**Material provided**
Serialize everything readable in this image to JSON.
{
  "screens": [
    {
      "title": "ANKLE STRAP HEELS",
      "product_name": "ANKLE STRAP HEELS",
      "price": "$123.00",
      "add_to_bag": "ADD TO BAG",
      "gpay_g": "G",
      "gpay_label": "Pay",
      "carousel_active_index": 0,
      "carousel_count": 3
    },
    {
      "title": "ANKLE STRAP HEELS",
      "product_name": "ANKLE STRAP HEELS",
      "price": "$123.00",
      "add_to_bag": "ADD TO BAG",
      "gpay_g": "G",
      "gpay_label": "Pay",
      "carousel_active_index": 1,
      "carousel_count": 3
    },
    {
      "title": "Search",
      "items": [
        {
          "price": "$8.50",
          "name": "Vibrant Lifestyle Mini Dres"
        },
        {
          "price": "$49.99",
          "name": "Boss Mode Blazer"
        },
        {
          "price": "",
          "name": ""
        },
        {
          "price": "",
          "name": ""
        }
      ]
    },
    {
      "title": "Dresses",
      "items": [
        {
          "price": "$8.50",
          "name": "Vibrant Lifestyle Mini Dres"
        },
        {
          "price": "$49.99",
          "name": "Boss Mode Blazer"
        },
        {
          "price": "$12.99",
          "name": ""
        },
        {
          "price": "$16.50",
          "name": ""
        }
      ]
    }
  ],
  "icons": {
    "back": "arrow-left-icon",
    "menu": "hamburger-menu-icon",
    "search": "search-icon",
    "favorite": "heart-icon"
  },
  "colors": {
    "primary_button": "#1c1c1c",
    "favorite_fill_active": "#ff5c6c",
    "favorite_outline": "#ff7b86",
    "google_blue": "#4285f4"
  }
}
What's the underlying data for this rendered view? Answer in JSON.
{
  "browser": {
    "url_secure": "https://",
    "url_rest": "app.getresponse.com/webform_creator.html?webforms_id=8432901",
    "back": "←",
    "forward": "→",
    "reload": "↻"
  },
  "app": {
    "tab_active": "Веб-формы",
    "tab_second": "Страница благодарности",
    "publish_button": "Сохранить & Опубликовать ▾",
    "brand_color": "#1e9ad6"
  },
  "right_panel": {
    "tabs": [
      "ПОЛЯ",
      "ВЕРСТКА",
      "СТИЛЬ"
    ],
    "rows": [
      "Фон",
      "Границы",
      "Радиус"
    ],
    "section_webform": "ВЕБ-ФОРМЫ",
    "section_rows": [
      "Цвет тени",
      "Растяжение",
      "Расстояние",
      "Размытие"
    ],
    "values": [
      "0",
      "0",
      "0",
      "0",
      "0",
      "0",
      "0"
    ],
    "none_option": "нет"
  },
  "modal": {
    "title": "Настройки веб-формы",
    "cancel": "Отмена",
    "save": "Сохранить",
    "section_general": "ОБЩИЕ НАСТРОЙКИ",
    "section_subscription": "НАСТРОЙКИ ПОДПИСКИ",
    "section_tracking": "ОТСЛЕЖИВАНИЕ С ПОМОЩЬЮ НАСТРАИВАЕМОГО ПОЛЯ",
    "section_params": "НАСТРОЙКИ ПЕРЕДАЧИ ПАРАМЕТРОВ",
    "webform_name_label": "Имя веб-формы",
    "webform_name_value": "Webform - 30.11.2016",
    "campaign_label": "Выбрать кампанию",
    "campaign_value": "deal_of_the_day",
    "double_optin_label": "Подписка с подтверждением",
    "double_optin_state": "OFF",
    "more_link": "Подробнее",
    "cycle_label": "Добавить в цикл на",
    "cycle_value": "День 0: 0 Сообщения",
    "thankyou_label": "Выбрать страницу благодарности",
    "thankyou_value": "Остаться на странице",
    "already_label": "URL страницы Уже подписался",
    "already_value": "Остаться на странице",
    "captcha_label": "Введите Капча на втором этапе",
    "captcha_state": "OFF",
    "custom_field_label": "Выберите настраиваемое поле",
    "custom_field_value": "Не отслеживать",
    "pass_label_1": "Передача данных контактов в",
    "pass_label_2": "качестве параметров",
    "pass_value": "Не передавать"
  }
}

**The exercise**
Spot every line that holds "Сохранить" and copy it.

**Task response**
    "publish_button": "Сохранить & Опубликовать ▾",
    "save": "Сохранить",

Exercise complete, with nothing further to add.